EXERCISE GOAL ▸ Extract the full listing verbatim and drop any pictures from your copy.

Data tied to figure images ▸
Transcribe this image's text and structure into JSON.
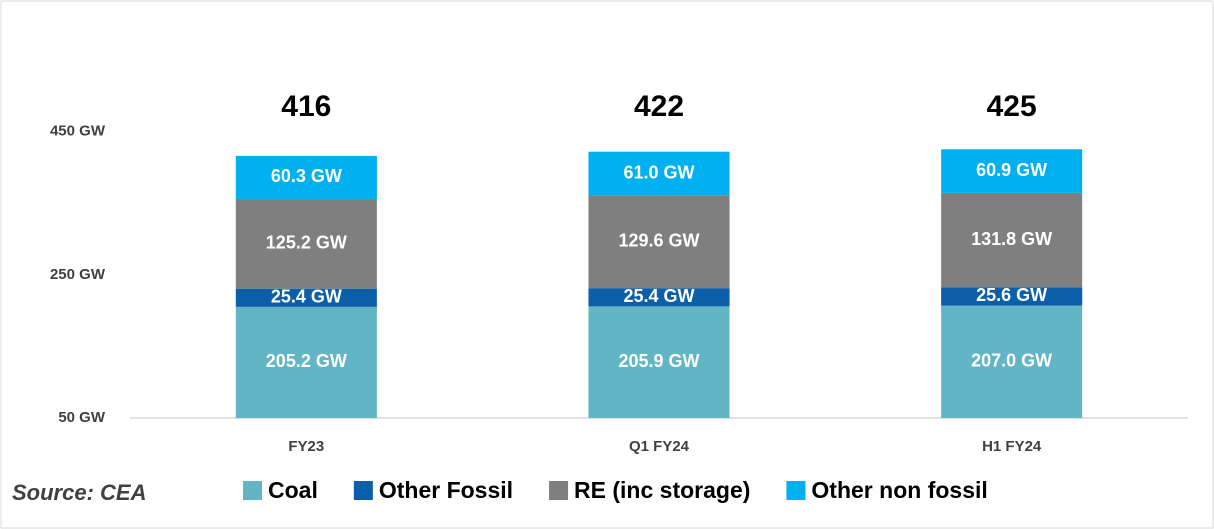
{
  "chart_data": {
    "type": "stacked_bar",
    "categories": [
      "FY23",
      "Q1 FY24",
      "H1 FY24"
    ],
    "series": [
      {
        "name": "Coal",
        "color": "#62b5c4",
        "values": [
          205.2,
          205.9,
          207.0
        ],
        "value_labels": [
          "205.2 GW",
          "205.9 GW",
          "207.0 GW"
        ]
      },
      {
        "name": "Other Fossil",
        "color": "#0b5ea8",
        "values": [
          25.4,
          25.4,
          25.6
        ],
        "value_labels": [
          "25.4 GW",
          "25.4 GW",
          "25.6 GW"
        ]
      },
      {
        "name": "RE (inc storage)",
        "color": "#7f7f7f",
        "values": [
          125.2,
          129.6,
          131.8
        ],
        "value_labels": [
          "125.2 GW",
          "129.6 GW",
          "131.8 GW"
        ]
      },
      {
        "name": "Other non fossil",
        "color": "#00b0f0",
        "values": [
          60.3,
          61.0,
          60.9
        ],
        "value_labels": [
          "60.3 GW",
          "61.0 GW",
          "60.9 GW"
        ]
      }
    ],
    "totals": [
      416,
      422,
      425
    ],
    "ylim": [
      50,
      550
    ],
    "yticks": [
      {
        "value": 50,
        "label": "50 GW"
      },
      {
        "value": 250,
        "label": "250 GW"
      },
      {
        "value": 450,
        "label": "450 GW"
      }
    ],
    "source": "Source: CEA",
    "grid": false
  }
}
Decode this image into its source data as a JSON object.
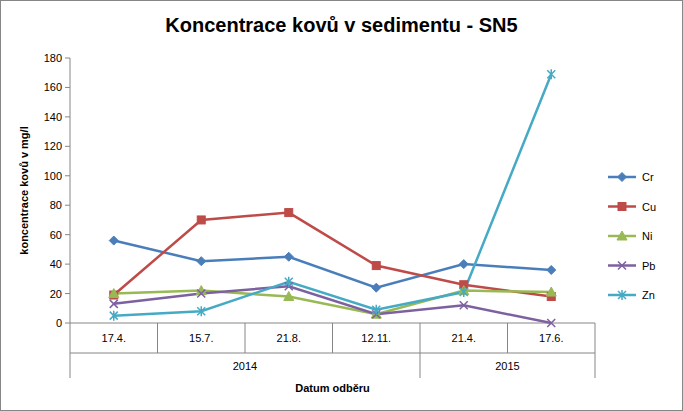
{
  "chart_data": {
    "type": "line",
    "title": "Koncentrace kovů v sedimentu - SN5",
    "x_label": "Datum odběru",
    "y_label": "koncentrace kovů v mg/l",
    "categories": [
      "17.4.",
      "15.7.",
      "21.8.",
      "12.11.",
      "21.4.",
      "17.6."
    ],
    "category_groups": [
      {
        "label": "2014",
        "count": 4
      },
      {
        "label": "2015",
        "count": 2
      }
    ],
    "series": [
      {
        "name": "Cr",
        "color": "#4a7ebb",
        "marker": "diamond",
        "values": [
          56,
          42,
          45,
          24,
          40,
          36
        ]
      },
      {
        "name": "Cu",
        "color": "#be4b48",
        "marker": "square",
        "values": [
          19,
          70,
          75,
          39,
          26,
          18
        ]
      },
      {
        "name": "Ni",
        "color": "#98b954",
        "marker": "triangle",
        "values": [
          20,
          22,
          18,
          6,
          22,
          21
        ]
      },
      {
        "name": "Pb",
        "color": "#7d60a0",
        "marker": "x",
        "values": [
          13,
          20,
          25,
          6,
          12,
          0
        ]
      },
      {
        "name": "Zn",
        "color": "#46aac5",
        "marker": "star",
        "values": [
          5,
          8,
          28,
          9,
          21,
          169
        ]
      }
    ],
    "ylim": [
      0,
      180
    ],
    "yticks": [
      0,
      20,
      40,
      60,
      80,
      100,
      120,
      140,
      160,
      180
    ],
    "grid": false,
    "legend": "right"
  }
}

ANSWER FOR THIS EXERCISE ▸
Transcribe this image's text and structure into JSON.
{
  "chart_data": {
    "type": "stacked_bar",
    "categories": [
      "FY23",
      "Q1 FY24",
      "H1 FY24"
    ],
    "series": [
      {
        "name": "Coal",
        "color": "#62b5c4",
        "values": [
          205.2,
          205.9,
          207.0
        ],
        "value_labels": [
          "205.2 GW",
          "205.9 GW",
          "207.0 GW"
        ]
      },
      {
        "name": "Other Fossil",
        "color": "#0b5ea8",
        "values": [
          25.4,
          25.4,
          25.6
        ],
        "value_labels": [
          "25.4 GW",
          "25.4 GW",
          "25.6 GW"
        ]
      },
      {
        "name": "RE (inc storage)",
        "color": "#7f7f7f",
        "values": [
          125.2,
          129.6,
          131.8
        ],
        "value_labels": [
          "125.2 GW",
          "129.6 GW",
          "131.8 GW"
        ]
      },
      {
        "name": "Other non fossil",
        "color": "#00b0f0",
        "values": [
          60.3,
          61.0,
          60.9
        ],
        "value_labels": [
          "60.3 GW",
          "61.0 GW",
          "60.9 GW"
        ]
      }
    ],
    "totals": [
      416,
      422,
      425
    ],
    "ylim": [
      50,
      550
    ],
    "yticks": [
      {
        "value": 50,
        "label": "50 GW"
      },
      {
        "value": 250,
        "label": "250 GW"
      },
      {
        "value": 450,
        "label": "450 GW"
      }
    ],
    "source": "Source: CEA",
    "grid": false
  }
}
Decode this image into its source data as a JSON object.
{
  "chart_data": {
    "type": "line",
    "title": "Koncentrace kovů v sedimentu - SN5",
    "x_label": "Datum odběru",
    "y_label": "koncentrace kovů v mg/l",
    "categories": [
      "17.4.",
      "15.7.",
      "21.8.",
      "12.11.",
      "21.4.",
      "17.6."
    ],
    "category_groups": [
      {
        "label": "2014",
        "count": 4
      },
      {
        "label": "2015",
        "count": 2
      }
    ],
    "series": [
      {
        "name": "Cr",
        "color": "#4a7ebb",
        "marker": "diamond",
        "values": [
          56,
          42,
          45,
          24,
          40,
          36
        ]
      },
      {
        "name": "Cu",
        "color": "#be4b48",
        "marker": "square",
        "values": [
          19,
          70,
          75,
          39,
          26,
          18
        ]
      },
      {
        "name": "Ni",
        "color": "#98b954",
        "marker": "triangle",
        "values": [
          20,
          22,
          18,
          6,
          22,
          21
        ]
      },
      {
        "name": "Pb",
        "color": "#7d60a0",
        "marker": "x",
        "values": [
          13,
          20,
          25,
          6,
          12,
          0
        ]
      },
      {
        "name": "Zn",
        "color": "#46aac5",
        "marker": "star",
        "values": [
          5,
          8,
          28,
          9,
          21,
          169
        ]
      }
    ],
    "ylim": [
      0,
      180
    ],
    "yticks": [
      0,
      20,
      40,
      60,
      80,
      100,
      120,
      140,
      160,
      180
    ],
    "grid": false,
    "legend": "right"
  }
}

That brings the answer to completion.